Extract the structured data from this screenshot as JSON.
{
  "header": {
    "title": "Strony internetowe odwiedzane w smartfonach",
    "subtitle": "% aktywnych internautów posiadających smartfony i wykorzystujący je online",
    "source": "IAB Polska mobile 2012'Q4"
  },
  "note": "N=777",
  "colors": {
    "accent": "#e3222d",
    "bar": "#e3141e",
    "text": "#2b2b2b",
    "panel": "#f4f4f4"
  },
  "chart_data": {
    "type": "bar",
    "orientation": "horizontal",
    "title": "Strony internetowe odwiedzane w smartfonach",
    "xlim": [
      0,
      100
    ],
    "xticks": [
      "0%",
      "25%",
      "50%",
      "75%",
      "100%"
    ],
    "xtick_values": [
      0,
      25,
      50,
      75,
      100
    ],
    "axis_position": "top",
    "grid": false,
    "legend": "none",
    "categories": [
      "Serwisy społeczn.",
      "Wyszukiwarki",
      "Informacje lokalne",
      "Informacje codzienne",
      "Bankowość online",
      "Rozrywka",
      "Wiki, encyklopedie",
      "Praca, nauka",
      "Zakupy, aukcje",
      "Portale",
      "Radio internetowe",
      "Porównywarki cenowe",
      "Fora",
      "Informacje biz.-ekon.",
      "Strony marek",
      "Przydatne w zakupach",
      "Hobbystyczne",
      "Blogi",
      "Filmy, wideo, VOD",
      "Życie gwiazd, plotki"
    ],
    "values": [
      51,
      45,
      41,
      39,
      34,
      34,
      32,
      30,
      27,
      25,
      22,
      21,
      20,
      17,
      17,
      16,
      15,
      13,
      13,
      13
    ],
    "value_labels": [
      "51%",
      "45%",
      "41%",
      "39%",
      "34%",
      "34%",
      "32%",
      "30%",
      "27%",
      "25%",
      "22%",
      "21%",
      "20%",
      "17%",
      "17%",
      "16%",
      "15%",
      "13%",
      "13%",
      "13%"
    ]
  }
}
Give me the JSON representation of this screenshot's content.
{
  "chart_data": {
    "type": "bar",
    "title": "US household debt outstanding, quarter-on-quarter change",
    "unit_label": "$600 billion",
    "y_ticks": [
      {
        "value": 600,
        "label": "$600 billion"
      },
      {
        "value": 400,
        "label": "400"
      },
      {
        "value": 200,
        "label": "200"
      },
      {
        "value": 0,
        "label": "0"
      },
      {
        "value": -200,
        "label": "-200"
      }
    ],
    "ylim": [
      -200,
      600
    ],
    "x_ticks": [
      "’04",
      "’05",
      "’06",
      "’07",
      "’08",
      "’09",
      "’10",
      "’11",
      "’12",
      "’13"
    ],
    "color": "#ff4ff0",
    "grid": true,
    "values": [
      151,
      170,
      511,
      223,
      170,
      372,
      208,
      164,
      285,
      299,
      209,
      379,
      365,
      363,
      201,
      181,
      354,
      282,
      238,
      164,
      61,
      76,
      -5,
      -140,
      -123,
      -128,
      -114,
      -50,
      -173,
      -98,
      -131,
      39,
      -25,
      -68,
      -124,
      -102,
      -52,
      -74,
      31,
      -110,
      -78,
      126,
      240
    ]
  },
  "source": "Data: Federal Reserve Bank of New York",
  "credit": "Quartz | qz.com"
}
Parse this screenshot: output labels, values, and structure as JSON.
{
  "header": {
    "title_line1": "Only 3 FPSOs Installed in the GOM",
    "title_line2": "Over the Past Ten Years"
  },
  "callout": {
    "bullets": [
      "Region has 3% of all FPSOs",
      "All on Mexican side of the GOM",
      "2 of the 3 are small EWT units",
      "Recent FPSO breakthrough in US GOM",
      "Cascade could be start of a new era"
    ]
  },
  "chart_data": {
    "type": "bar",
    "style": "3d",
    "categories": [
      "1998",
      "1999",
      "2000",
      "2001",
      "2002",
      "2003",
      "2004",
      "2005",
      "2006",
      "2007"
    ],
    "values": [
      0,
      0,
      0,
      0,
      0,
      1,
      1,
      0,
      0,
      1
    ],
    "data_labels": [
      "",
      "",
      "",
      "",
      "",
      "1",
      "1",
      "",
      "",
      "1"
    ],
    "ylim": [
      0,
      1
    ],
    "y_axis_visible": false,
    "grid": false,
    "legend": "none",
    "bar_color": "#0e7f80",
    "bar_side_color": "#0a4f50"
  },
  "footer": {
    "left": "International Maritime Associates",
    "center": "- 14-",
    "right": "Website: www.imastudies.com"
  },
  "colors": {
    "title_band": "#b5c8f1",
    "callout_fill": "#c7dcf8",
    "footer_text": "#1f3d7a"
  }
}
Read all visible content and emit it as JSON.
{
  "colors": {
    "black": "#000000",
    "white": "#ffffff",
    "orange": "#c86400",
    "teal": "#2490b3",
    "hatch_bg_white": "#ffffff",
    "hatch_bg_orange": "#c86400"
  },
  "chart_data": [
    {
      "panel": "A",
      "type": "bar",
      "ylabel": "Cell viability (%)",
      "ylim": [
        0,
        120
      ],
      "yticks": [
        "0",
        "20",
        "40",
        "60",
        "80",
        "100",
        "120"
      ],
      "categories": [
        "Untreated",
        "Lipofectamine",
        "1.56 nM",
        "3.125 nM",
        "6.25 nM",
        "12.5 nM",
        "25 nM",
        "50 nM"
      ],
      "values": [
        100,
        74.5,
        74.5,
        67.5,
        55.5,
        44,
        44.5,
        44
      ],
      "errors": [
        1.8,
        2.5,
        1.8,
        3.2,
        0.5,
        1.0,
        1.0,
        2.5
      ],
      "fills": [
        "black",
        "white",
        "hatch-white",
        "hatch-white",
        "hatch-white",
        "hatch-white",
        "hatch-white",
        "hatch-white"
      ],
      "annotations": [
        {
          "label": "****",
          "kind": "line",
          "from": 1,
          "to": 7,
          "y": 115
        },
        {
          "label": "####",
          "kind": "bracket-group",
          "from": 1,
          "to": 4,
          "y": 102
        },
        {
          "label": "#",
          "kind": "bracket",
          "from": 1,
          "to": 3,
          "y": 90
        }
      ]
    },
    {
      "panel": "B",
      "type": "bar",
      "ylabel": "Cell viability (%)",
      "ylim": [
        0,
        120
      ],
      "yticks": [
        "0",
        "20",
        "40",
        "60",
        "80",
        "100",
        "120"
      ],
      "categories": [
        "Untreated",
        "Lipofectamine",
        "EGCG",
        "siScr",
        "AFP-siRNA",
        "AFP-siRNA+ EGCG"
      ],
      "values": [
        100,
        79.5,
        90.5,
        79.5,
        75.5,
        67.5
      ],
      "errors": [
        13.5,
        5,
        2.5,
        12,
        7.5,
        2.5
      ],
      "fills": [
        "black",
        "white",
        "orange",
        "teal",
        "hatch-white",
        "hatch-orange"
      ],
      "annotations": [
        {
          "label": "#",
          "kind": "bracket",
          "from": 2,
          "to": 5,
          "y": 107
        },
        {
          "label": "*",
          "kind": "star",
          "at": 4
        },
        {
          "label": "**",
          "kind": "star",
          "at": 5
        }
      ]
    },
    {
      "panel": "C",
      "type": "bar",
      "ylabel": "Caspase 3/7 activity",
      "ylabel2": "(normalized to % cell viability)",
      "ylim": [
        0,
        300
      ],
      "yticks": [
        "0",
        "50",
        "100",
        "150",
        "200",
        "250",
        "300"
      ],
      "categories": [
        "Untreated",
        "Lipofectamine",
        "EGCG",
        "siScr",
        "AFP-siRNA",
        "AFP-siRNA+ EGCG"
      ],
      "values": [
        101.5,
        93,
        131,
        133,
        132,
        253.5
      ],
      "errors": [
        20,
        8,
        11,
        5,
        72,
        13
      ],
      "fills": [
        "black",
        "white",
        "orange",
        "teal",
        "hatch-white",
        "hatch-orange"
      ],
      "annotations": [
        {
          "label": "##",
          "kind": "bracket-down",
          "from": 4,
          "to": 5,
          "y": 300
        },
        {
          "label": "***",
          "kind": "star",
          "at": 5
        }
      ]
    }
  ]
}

* Brief: Return all lines containing "screenshot".

* Written answer:
Extract the structured data from this screenshot as JSON.
Give me the JSON representation of this screenshot's content.
Parse this screenshot: output labels, values, and structure as JSON.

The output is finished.